* DIRECTIONS FOR THIS TASK
Please quote every line word for word.

* SUPPLIED DATA
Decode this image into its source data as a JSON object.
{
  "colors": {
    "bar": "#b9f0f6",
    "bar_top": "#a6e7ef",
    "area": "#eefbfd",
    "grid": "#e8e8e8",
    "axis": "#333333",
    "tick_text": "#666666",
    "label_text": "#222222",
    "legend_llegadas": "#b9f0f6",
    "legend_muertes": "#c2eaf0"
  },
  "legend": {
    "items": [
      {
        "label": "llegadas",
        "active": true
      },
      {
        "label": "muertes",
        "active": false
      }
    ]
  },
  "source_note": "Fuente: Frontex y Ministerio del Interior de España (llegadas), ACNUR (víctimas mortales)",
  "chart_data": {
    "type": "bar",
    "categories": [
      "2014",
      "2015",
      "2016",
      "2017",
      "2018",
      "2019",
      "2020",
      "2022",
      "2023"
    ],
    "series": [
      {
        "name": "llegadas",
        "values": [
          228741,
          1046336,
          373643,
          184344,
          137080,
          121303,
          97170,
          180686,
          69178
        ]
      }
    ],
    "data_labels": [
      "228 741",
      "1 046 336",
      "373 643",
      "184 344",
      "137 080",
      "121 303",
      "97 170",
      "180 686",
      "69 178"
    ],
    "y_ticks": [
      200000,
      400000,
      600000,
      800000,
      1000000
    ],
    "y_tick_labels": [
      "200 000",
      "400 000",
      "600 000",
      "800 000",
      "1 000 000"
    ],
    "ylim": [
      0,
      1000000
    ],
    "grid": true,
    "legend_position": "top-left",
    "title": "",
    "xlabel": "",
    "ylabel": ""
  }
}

* COMPLETE RESPONSE
Decode this image into its source data as a JSON object.
{
  "colors": {
    "bar": "#b9f0f6",
    "bar_top": "#a6e7ef",
    "area": "#eefbfd",
    "grid": "#e8e8e8",
    "axis": "#333333",
    "tick_text": "#666666",
    "label_text": "#222222",
    "legend_llegadas": "#b9f0f6",
    "legend_muertes": "#c2eaf0"
  },
  "legend": {
    "items": [
      {
        "label": "llegadas",
        "active": true
      },
      {
        "label": "muertes",
        "active": false
      }
    ]
  },
  "source_note": "Fuente: Frontex y Ministerio del Interior de España (llegadas), ACNUR (víctimas mortales)",
  "chart_data": {
    "type": "bar",
    "categories": [
      "2014",
      "2015",
      "2016",
      "2017",
      "2018",
      "2019",
      "2020",
      "2022",
      "2023"
    ],
    "series": [
      {
        "name": "llegadas",
        "values": [
          228741,
          1046336,
          373643,
          184344,
          137080,
          121303,
          97170,
          180686,
          69178
        ]
      }
    ],
    "data_labels": [
      "228 741",
      "1 046 336",
      "373 643",
      "184 344",
      "137 080",
      "121 303",
      "97 170",
      "180 686",
      "69 178"
    ],
    "y_ticks": [
      200000,
      400000,
      600000,
      800000,
      1000000
    ],
    "y_tick_labels": [
      "200 000",
      "400 000",
      "600 000",
      "800 000",
      "1 000 000"
    ],
    "ylim": [
      0,
      1000000
    ],
    "grid": true,
    "legend_position": "top-left",
    "title": "",
    "xlabel": "",
    "ylabel": ""
  }
}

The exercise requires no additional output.